### Material supplied

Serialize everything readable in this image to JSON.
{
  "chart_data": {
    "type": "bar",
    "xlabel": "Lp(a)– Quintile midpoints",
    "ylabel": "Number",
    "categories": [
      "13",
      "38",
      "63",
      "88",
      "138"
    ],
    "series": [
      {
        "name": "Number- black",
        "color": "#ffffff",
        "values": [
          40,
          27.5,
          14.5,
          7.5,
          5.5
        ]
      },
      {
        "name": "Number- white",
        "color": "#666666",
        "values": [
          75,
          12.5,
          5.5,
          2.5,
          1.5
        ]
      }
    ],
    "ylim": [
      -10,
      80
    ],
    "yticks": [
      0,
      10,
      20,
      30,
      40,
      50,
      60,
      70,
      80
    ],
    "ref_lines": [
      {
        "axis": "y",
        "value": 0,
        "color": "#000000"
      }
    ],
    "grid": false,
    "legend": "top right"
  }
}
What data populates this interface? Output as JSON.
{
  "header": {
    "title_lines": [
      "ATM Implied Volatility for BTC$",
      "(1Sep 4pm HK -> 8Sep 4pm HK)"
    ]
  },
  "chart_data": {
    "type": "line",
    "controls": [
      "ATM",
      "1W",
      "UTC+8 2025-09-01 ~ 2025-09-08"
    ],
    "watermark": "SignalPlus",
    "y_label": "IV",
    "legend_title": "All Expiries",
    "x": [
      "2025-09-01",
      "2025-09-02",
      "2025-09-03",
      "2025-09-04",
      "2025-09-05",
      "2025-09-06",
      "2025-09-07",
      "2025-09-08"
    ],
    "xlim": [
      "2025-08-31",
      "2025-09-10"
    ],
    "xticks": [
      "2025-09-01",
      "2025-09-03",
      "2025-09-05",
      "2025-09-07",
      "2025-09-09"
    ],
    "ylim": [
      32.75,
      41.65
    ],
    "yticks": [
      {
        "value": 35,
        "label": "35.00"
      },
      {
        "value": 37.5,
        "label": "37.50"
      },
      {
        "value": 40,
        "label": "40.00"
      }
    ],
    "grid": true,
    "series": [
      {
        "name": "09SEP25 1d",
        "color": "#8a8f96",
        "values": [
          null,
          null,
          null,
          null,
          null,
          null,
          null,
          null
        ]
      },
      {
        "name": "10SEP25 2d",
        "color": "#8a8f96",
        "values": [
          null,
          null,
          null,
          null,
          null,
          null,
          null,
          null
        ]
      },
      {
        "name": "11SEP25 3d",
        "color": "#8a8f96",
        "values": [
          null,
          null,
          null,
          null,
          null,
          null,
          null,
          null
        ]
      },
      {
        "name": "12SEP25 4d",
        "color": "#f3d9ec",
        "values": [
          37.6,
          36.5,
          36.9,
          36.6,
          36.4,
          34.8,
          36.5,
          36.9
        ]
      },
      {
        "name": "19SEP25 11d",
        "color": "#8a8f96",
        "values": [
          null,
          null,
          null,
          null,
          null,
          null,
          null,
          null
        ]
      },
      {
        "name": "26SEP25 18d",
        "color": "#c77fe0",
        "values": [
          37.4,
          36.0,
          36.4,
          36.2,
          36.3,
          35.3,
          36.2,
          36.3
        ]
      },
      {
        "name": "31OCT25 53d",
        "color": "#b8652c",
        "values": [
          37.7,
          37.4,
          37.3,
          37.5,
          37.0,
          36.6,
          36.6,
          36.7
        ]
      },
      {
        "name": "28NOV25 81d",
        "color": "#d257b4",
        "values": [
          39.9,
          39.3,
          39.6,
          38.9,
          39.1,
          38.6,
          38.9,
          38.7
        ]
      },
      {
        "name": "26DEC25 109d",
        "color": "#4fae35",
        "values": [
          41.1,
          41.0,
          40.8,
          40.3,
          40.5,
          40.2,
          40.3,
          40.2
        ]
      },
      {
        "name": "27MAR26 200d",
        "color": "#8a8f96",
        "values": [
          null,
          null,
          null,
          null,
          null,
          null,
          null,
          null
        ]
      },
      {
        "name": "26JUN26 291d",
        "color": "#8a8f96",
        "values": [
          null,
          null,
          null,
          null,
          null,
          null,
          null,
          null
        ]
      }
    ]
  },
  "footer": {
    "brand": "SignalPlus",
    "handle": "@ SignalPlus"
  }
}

######

● Do this
Each line of the material above must be retyped precisely.

● Result for this exercise
Serialize everything readable in this image to JSON.
{
  "chart_data": {
    "type": "bar",
    "xlabel": "Lp(a)– Quintile midpoints",
    "ylabel": "Number",
    "categories": [
      "13",
      "38",
      "63",
      "88",
      "138"
    ],
    "series": [
      {
        "name": "Number- black",
        "color": "#ffffff",
        "values": [
          40,
          27.5,
          14.5,
          7.5,
          5.5
        ]
      },
      {
        "name": "Number- white",
        "color": "#666666",
        "values": [
          75,
          12.5,
          5.5,
          2.5,
          1.5
        ]
      }
    ],
    "ylim": [
      -10,
      80
    ],
    "yticks": [
      0,
      10,
      20,
      30,
      40,
      50,
      60,
      70,
      80
    ],
    "ref_lines": [
      {
        "axis": "y",
        "value": 0,
        "color": "#000000"
      }
    ],
    "grid": false,
    "legend": "top right"
  }
}
What data populates this interface? Output as JSON.
{
  "header": {
    "title_lines": [
      "ATM Implied Volatility for BTC$",
      "(1Sep 4pm HK -> 8Sep 4pm HK)"
    ]
  },
  "chart_data": {
    "type": "line",
    "controls": [
      "ATM",
      "1W",
      "UTC+8 2025-09-01 ~ 2025-09-08"
    ],
    "watermark": "SignalPlus",
    "y_label": "IV",
    "legend_title": "All Expiries",
    "x": [
      "2025-09-01",
      "2025-09-02",
      "2025-09-03",
      "2025-09-04",
      "2025-09-05",
      "2025-09-06",
      "2025-09-07",
      "2025-09-08"
    ],
    "xlim": [
      "2025-08-31",
      "2025-09-10"
    ],
    "xticks": [
      "2025-09-01",
      "2025-09-03",
      "2025-09-05",
      "2025-09-07",
      "2025-09-09"
    ],
    "ylim": [
      32.75,
      41.65
    ],
    "yticks": [
      {
        "value": 35,
        "label": "35.00"
      },
      {
        "value": 37.5,
        "label": "37.50"
      },
      {
        "value": 40,
        "label": "40.00"
      }
    ],
    "grid": true,
    "series": [
      {
        "name": "09SEP25 1d",
        "color": "#8a8f96",
        "values": [
          null,
          null,
          null,
          null,
          null,
          null,
          null,
          null
        ]
      },
      {
        "name": "10SEP25 2d",
        "color": "#8a8f96",
        "values": [
          null,
          null,
          null,
          null,
          null,
          null,
          null,
          null
        ]
      },
      {
        "name": "11SEP25 3d",
        "color": "#8a8f96",
        "values": [
          null,
          null,
          null,
          null,
          null,
          null,
          null,
          null
        ]
      },
      {
        "name": "12SEP25 4d",
        "color": "#f3d9ec",
        "values": [
          37.6,
          36.5,
          36.9,
          36.6,
          36.4,
          34.8,
          36.5,
          36.9
        ]
      },
      {
        "name": "19SEP25 11d",
        "color": "#8a8f96",
        "values": [
          null,
          null,
          null,
          null,
          null,
          null,
          null,
          null
        ]
      },
      {
        "name": "26SEP25 18d",
        "color": "#c77fe0",
        "values": [
          37.4,
          36.0,
          36.4,
          36.2,
          36.3,
          35.3,
          36.2,
          36.3
        ]
      },
      {
        "name": "31OCT25 53d",
        "color": "#b8652c",
        "values": [
          37.7,
          37.4,
          37.3,
          37.5,
          37.0,
          36.6,
          36.6,
          36.7
        ]
      },
      {
        "name": "28NOV25 81d",
        "color": "#d257b4",
        "values": [
          39.9,
          39.3,
          39.6,
          38.9,
          39.1,
          38.6,
          38.9,
          38.7
        ]
      },
      {
        "name": "26DEC25 109d",
        "color": "#4fae35",
        "values": [
          41.1,
          41.0,
          40.8,
          40.3,
          40.5,
          40.2,
          40.3,
          40.2
        ]
      },
      {
        "name": "27MAR26 200d",
        "color": "#8a8f96",
        "values": [
          null,
          null,
          null,
          null,
          null,
          null,
          null,
          null
        ]
      },
      {
        "name": "26JUN26 291d",
        "color": "#8a8f96",
        "values": [
          null,
          null,
          null,
          null,
          null,
          null,
          null,
          null
        ]
      }
    ]
  },
  "footer": {
    "brand": "SignalPlus",
    "handle": "@ SignalPlus"
  }
}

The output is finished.